* [Your objective]
Find each line containing the string "adalah". Copy it.

* [Exercise material]
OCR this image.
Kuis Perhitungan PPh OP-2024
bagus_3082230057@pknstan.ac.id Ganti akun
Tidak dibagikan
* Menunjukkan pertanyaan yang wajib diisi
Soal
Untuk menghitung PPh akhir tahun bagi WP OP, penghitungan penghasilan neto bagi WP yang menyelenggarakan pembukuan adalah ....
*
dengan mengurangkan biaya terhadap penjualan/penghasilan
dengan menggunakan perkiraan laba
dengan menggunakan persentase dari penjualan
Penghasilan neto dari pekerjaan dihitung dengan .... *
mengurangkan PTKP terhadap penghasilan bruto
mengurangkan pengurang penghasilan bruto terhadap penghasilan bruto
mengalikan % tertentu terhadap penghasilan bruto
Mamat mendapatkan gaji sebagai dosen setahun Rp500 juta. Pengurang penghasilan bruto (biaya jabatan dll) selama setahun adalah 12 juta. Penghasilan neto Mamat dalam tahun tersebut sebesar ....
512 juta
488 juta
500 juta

==

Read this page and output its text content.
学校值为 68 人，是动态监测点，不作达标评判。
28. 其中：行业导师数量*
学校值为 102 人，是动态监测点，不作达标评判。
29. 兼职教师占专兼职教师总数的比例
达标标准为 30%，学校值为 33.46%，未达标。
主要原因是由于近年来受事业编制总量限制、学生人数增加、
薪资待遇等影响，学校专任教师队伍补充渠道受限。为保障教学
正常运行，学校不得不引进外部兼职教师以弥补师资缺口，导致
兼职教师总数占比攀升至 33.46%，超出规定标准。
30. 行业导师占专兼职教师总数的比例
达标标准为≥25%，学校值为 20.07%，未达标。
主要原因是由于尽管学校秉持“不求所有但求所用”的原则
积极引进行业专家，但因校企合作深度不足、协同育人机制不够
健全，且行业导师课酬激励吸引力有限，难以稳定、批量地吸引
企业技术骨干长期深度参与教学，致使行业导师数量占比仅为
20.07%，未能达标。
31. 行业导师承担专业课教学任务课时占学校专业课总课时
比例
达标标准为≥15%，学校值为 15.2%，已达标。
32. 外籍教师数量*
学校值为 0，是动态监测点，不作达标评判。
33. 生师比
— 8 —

---

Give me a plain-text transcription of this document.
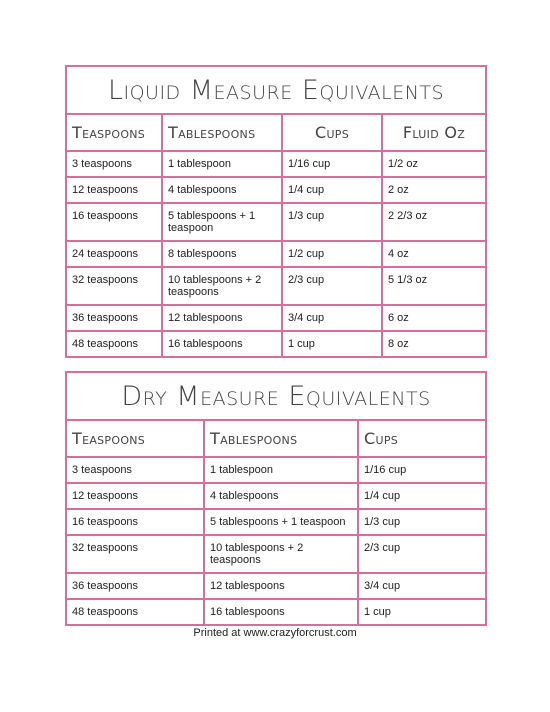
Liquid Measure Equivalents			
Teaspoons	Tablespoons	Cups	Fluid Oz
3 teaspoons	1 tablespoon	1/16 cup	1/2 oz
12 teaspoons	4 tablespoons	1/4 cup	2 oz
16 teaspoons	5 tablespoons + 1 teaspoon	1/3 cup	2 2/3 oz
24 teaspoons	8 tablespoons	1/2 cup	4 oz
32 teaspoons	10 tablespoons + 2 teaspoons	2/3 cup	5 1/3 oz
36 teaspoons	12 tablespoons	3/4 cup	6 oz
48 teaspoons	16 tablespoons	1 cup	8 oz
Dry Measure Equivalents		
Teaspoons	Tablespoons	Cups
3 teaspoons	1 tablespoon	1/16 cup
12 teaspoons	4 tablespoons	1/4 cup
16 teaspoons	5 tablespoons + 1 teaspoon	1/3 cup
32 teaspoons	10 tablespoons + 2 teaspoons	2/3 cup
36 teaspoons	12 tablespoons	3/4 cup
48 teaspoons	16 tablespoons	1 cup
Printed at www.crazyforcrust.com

* [The completed task]
Untuk menghitung PPh akhir tahun bagi WP OP, penghitungan penghasilan neto bagi WP yang menyelenggarakan pembukuan adalah ....
Mamat mendapatkan gaji sebagai dosen setahun Rp500 juta. Pengurang penghasilan bruto (biaya jabatan dll) selama setahun adalah 12 juta. Penghasilan neto Mamat dalam tahun tersebut sebesar ....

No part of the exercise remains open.